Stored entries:

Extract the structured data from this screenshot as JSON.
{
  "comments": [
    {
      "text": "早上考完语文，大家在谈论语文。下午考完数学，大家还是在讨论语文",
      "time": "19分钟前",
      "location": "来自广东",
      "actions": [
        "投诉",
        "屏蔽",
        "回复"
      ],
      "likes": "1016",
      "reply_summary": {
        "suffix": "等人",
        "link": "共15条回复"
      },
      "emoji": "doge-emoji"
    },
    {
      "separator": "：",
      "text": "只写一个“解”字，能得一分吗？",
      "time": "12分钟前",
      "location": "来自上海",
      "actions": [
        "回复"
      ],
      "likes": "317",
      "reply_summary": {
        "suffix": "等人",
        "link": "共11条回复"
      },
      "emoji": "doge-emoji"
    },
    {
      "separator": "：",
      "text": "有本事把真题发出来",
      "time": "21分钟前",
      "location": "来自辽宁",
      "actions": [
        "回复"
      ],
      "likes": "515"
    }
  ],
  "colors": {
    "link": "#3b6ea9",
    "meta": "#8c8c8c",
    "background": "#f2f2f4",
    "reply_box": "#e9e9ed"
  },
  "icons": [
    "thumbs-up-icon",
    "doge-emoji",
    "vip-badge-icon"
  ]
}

Stated task:
Search the data for "link". Copy every matching line.

Problem solution:
        "link": "共15条回复"
        "link": "共11条回复"
    "link": "#3b6ea9",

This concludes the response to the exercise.